WHAT IS BEING ASKED
Transcribe the listing that follows in full, omitting pictures.

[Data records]
begin
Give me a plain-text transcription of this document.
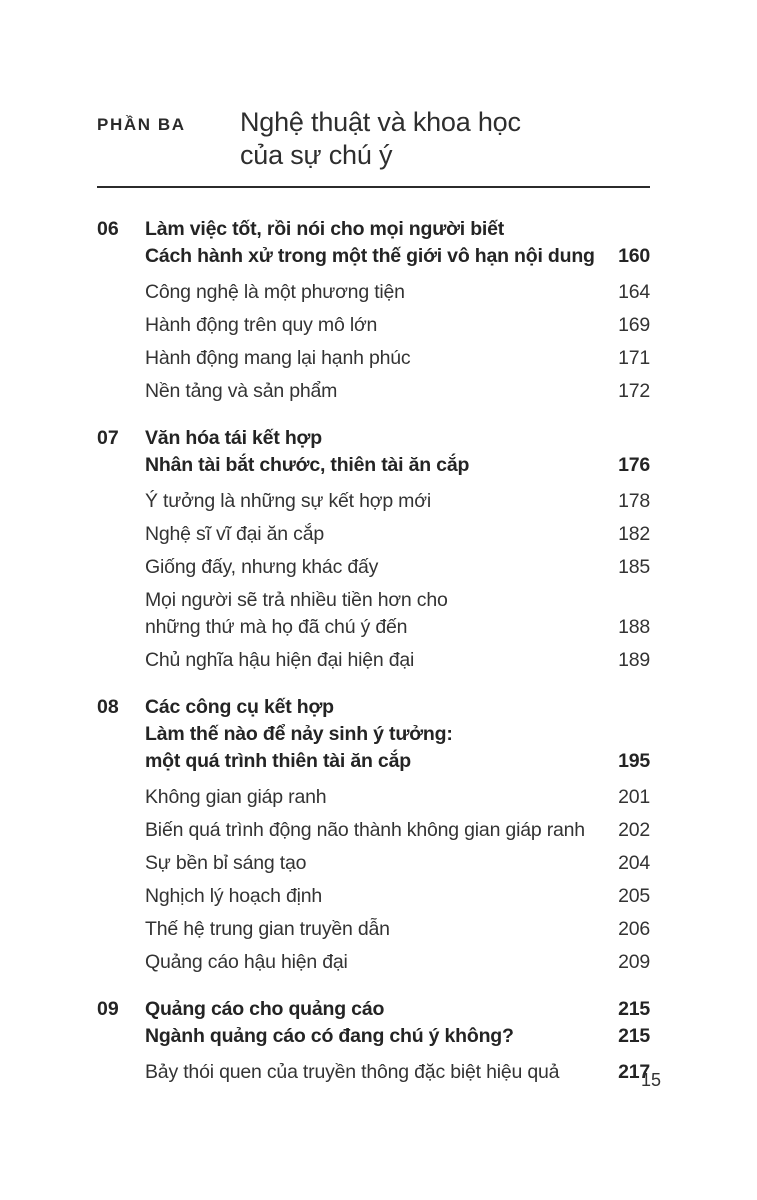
PHẦN BA	Nghệ thuật và khoa học
của sự chú ý
06	Làm việc tốt, rồi nói cho mọi người biết
Cách hành xử trong một thế giới vô hạn nội dung	160
Công nghệ là một phương tiện	164
Hành động trên quy mô lớn	169
Hành động mang lại hạnh phúc	171
Nền tảng và sản phẩm	172
07	Văn hóa tái kết hợp
Nhân tài bắt chước, thiên tài ăn cắp	176
Ý tưởng là những sự kết hợp mới	178
Nghệ sĩ vĩ đại ăn cắp	182
Giống đấy, nhưng khác đấy	185
Mọi người sẽ trả nhiều tiền hơn cho
những thứ mà họ đã chú ý đến	188
Chủ nghĩa hậu hiện đại hiện đại	189
08	Các công cụ kết hợp
Làm thế nào để nảy sinh ý tưởng:
một quá trình thiên tài ăn cắp	195
Không gian giáp ranh	201
Biến quá trình động não thành không gian giáp ranh	202
Sự bền bỉ sáng tạo	204
Nghịch lý hoạch định	205
Thế hệ trung gian truyền dẫn	206
Quảng cáo hậu hiện đại	209
09	Quảng cáo cho quảng cáo	215
Ngành quảng cáo có đang chú ý không?	215
Bảy thói quen của truyền thông đặc biệt hiệu quả	217
15
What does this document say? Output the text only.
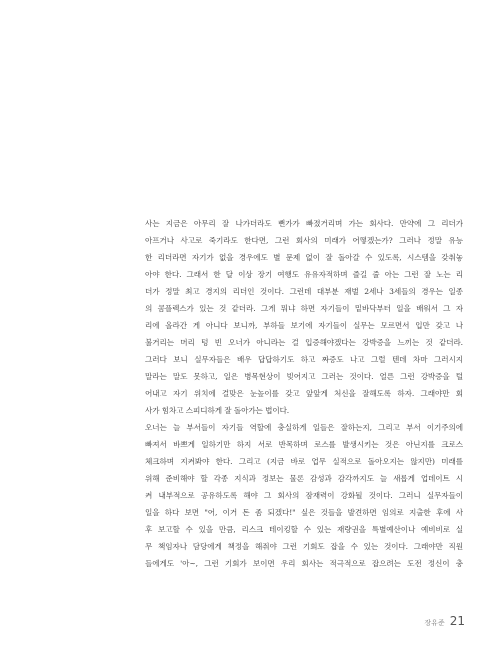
사는 지금은 아무리 잘 나가더라도 뻔가가 빠졌거리며 가는 회사다. 만약에 그 리더가
아프거나 사고로 죽기라도 한다면, 그런 회사의 미래가 어떻겠는가? 그러나 정말 유능
한 리더라면 자기가 없을 경우에도 별 문제 없이 잘 돌아갈 수 있도록, 시스템을 갖춰놓
아야 한다. 그래서 한 달 이상 장기 여행도 유유자적하며 즐길 줄 아는 그런 잘 노는 리
더가 정말 최고 경지의 리더인 것이다. 그런데 대부분 재벌 2세나 3세들의 경우는 일종
의 콤플렉스가 있는 것 같더라. 그게 뭐냐 하면 자기들이 밑바닥부터 일을 배워서 그 자
리에 올라간 게 아니다 보니까, 부하들 보기에 자기들이 실무는 모르면서 입만 갖고 나
불거리는 머리 텅 빈 오너가 아니라는 걸 입증해야겠다는 강박증을 느끼는 것 같더라.
그러다 보니 실무자들은 배우 답답하기도 하고 짜증도 나고 그럴 텐데 차마 그러시지
말라는 말도 못하고, 일은 병목현상이 빚어지고 그러는 것이다. 얼른 그런 강박증을 털
어내고 자기 위치에 걸맞은 눈높이를 갖고 앞앞게 처신을 잘해도록 하자. 그래야만 회
사가 힘차고 스피디하게 잘 돌아가는 법이다.

오너는 늘 부서들이 자기들 역할에 충실하게 일들은 잘하는지, 그리고 부서 이기주의에
빠져서 바쁘게 일하기만 하지 서로 반목하며 로스를 발생시키는 것은 아닌지를 크로스
체크하며 지켜봐야 한다. 그리고 (지금 바로 업무 실적으로 돌아오지는 않지만) 미래를
위해 준비해야 할 각종 지식과 정보는 물론 감성과 감각까지도 늘 새롭게 업데이트 시
켜 내부적으로 공유하도록 해야 그 회사의 잠재력이 강화될 것이다. 그러니 실무자들이
일을 하다 보면 "어, 이거 돈 좀 되겠다!" 싶은 것들을 발견하면 임의로 지출한 후에 사
후 보고할 수 있을 만큼, 리스크 테이킹할 수 있는 재량권을 특별예산이나 예비비로 실
무 책임자나 담당에게 책정을 해줘야 그런 기회도 잡을 수 있는 것이다. 그래야만 직원
들에게도 '아~, 그런 기회가 보이면 우리 회사는 적극적으로 잡으려는 도전 정신이 충

장유준 21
end
TASK RESULT
Give me a plain-text transcription of this document.
PHẦN BA	Nghệ thuật và khoa học
của sự chú ý
06	Làm việc tốt, rồi nói cho mọi người biết
Cách hành xử trong một thế giới vô hạn nội dung	160
Công nghệ là một phương tiện	164
Hành động trên quy mô lớn	169
Hành động mang lại hạnh phúc	171
Nền tảng và sản phẩm	172
07	Văn hóa tái kết hợp
Nhân tài bắt chước, thiên tài ăn cắp	176
Ý tưởng là những sự kết hợp mới	178
Nghệ sĩ vĩ đại ăn cắp	182
Giống đấy, nhưng khác đấy	185
Mọi người sẽ trả nhiều tiền hơn cho
những thứ mà họ đã chú ý đến	188
Chủ nghĩa hậu hiện đại hiện đại	189
08	Các công cụ kết hợp
Làm thế nào để nảy sinh ý tưởng:
một quá trình thiên tài ăn cắp	195
Không gian giáp ranh	201
Biến quá trình động não thành không gian giáp ranh	202
Sự bền bỉ sáng tạo	204
Nghịch lý hoạch định	205
Thế hệ trung gian truyền dẫn	206
Quảng cáo hậu hiện đại	209
09	Quảng cáo cho quảng cáo	215
Ngành quảng cáo có đang chú ý không?	215
Bảy thói quen của truyền thông đặc biệt hiệu quả	217
15
What does this document say? Output the text only.
사는 지금은 아무리 잘 나가더라도 뻔가가 빠졌거리며 가는 회사다. 만약에 그 리더가
아프거나 사고로 죽기라도 한다면, 그런 회사의 미래가 어떻겠는가? 그러나 정말 유능
한 리더라면 자기가 없을 경우에도 별 문제 없이 잘 돌아갈 수 있도록, 시스템을 갖춰놓
아야 한다. 그래서 한 달 이상 장기 여행도 유유자적하며 즐길 줄 아는 그런 잘 노는 리
더가 정말 최고 경지의 리더인 것이다. 그런데 대부분 재벌 2세나 3세들의 경우는 일종
의 콤플렉스가 있는 것 같더라. 그게 뭐냐 하면 자기들이 밑바닥부터 일을 배워서 그 자
리에 올라간 게 아니다 보니까, 부하들 보기에 자기들이 실무는 모르면서 입만 갖고 나
불거리는 머리 텅 빈 오너가 아니라는 걸 입증해야겠다는 강박증을 느끼는 것 같더라.
그러다 보니 실무자들은 배우 답답하기도 하고 짜증도 나고 그럴 텐데 차마 그러시지
말라는 말도 못하고, 일은 병목현상이 빚어지고 그러는 것이다. 얼른 그런 강박증을 털
어내고 자기 위치에 걸맞은 눈높이를 갖고 앞앞게 처신을 잘해도록 하자. 그래야만 회
사가 힘차고 스피디하게 잘 돌아가는 법이다.

오너는 늘 부서들이 자기들 역할에 충실하게 일들은 잘하는지, 그리고 부서 이기주의에
빠져서 바쁘게 일하기만 하지 서로 반목하며 로스를 발생시키는 것은 아닌지를 크로스
체크하며 지켜봐야 한다. 그리고 (지금 바로 업무 실적으로 돌아오지는 않지만) 미래를
위해 준비해야 할 각종 지식과 정보는 물론 감성과 감각까지도 늘 새롭게 업데이트 시
켜 내부적으로 공유하도록 해야 그 회사의 잠재력이 강화될 것이다. 그러니 실무자들이
일을 하다 보면 "어, 이거 돈 좀 되겠다!" 싶은 것들을 발견하면 임의로 지출한 후에 사
후 보고할 수 있을 만큼, 리스크 테이킹할 수 있는 재량권을 특별예산이나 예비비로 실
무 책임자나 담당에게 책정을 해줘야 그런 기회도 잡을 수 있는 것이다. 그래야만 직원
들에게도 '아~, 그런 기회가 보이면 우리 회사는 적극적으로 잡으려는 도전 정신이 충

장유준 21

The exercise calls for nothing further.